Recorded data:

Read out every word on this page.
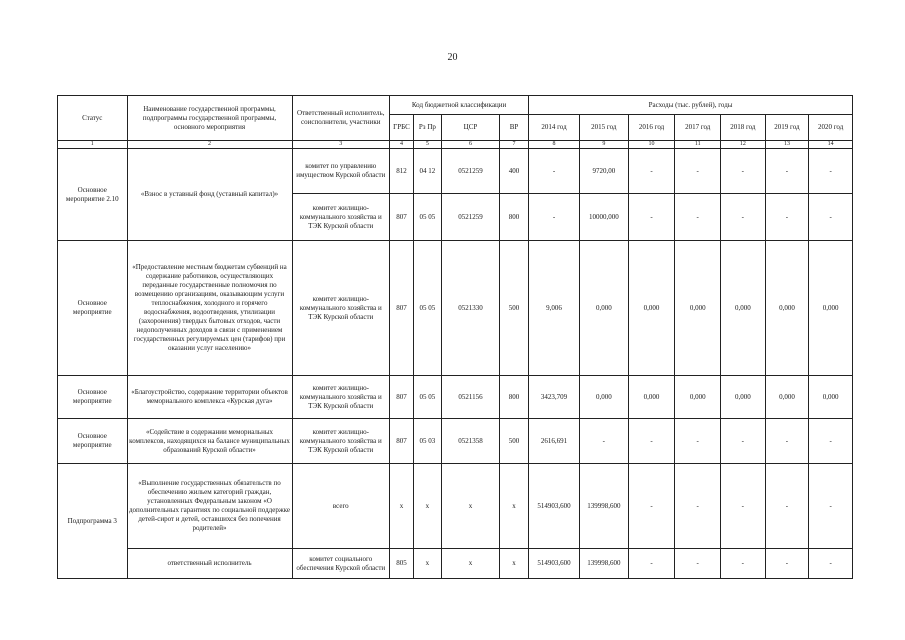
20
Статус	Наименование государственной программы, подпрограммы государственной программы, основного мероприятия	Ответственный исполнитель, соисполнители, участники	Код бюджетной классификации				Расходы (тыс. рублей), годы						
			ГРБС	Рз Пр	ЦСР	ВР	2014 год	2015 год	2016 год	2017 год	2018 год	2019 год	2020 год
1	2	3	4	5	6	7	8	9	10	11	12	13	14
Основное мероприятие 2.10	«Взнос в уставный фонд (уставный капитал)»	комитет по управлению имуществом Курской области	812	04 12	0521259	400	-	9720,00	-	-	-	-	-
		комитет жилищно-коммунального хозяйства и ТЭК Курской области	807	05 05	0521259	800	-	10000,000	-	-	-	-	-
Основное мероприятие	«Предоставление местным бюджетам субвенций на содержание работников, осуществляющих переданные государственные полномочия по возмещению организациям, оказывающим услуги теплоснабжения, холодного и горячего водоснабжения, водоотведения, утилизации (захоронения) твердых бытовых отходов, части недополученных доходов в связи с применением государственных регулируемых цен (тарифов) при оказании услуг населению»	комитет жилищно-коммунального хозяйства и ТЭК Курской области	807	05 05	0521330	500	9,006	0,000	0,000	0,000	0,000	0,000	0,000
Основное мероприятие	«Благоустройство, содержание территории объектов мемориального комплекса «Курская дуга»	комитет жилищно-коммунального хозяйства и ТЭК Курской области	807	05 05	0521156	800	3423,709	0,000	0,000	0,000	0,000	0,000	0,000
Основное мероприятие	«Содействие в содержании мемориальных комплексов, находящихся на балансе муниципальных образований Курской области»	комитет жилищно-коммунального хозяйства и ТЭК Курской области	807	05 03	0521358	500	2616,691	-	-	-	-	-	-
Подпрограмма 3	«Выполнение государственных обязательств по обеспечению жильем категорий граждан, установленных Федеральным законом «О дополнительных гарантиях по социальной поддержке детей-сирот и детей, оставшихся без попечения родителей»	всего	х	х	х	х	514903,600	139998,600	-	-	-	-	-
	ответственный исполнитель	комитет социального обеспечения Курской области	805	х	х	х	514903,600	139998,600	-	-	-	-	-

■ Objective: Write out the records above exactly as they stand, leaving out every picture.

■ Worked solution:
Read out every word on this page.
20
Статус	Наименование государственной программы, подпрограммы государственной программы, основного мероприятия	Ответственный исполнитель, соисполнители, участники	Код бюджетной классификации				Расходы (тыс. рублей), годы						
			ГРБС	Рз Пр	ЦСР	ВР	2014 год	2015 год	2016 год	2017 год	2018 год	2019 год	2020 год
1	2	3	4	5	6	7	8	9	10	11	12	13	14
Основное мероприятие 2.10	«Взнос в уставный фонд (уставный капитал)»	комитет по управлению имуществом Курской области	812	04 12	0521259	400	-	9720,00	-	-	-	-	-
		комитет жилищно-коммунального хозяйства и ТЭК Курской области	807	05 05	0521259	800	-	10000,000	-	-	-	-	-
Основное мероприятие	«Предоставление местным бюджетам субвенций на содержание работников, осуществляющих переданные государственные полномочия по возмещению организациям, оказывающим услуги теплоснабжения, холодного и горячего водоснабжения, водоотведения, утилизации (захоронения) твердых бытовых отходов, части недополученных доходов в связи с применением государственных регулируемых цен (тарифов) при оказании услуг населению»	комитет жилищно-коммунального хозяйства и ТЭК Курской области	807	05 05	0521330	500	9,006	0,000	0,000	0,000	0,000	0,000	0,000
Основное мероприятие	«Благоустройство, содержание территории объектов мемориального комплекса «Курская дуга»	комитет жилищно-коммунального хозяйства и ТЭК Курской области	807	05 05	0521156	800	3423,709	0,000	0,000	0,000	0,000	0,000	0,000
Основное мероприятие	«Содействие в содержании мемориальных комплексов, находящихся на балансе муниципальных образований Курской области»	комитет жилищно-коммунального хозяйства и ТЭК Курской области	807	05 03	0521358	500	2616,691	-	-	-	-	-	-
Подпрограмма 3	«Выполнение государственных обязательств по обеспечению жильем категорий граждан, установленных Федеральным законом «О дополнительных гарантиях по социальной поддержке детей-сирот и детей, оставшихся без попечения родителей»	всего	х	х	х	х	514903,600	139998,600	-	-	-	-	-
	ответственный исполнитель	комитет социального обеспечения Курской области	805	х	х	х	514903,600	139998,600	-	-	-	-	-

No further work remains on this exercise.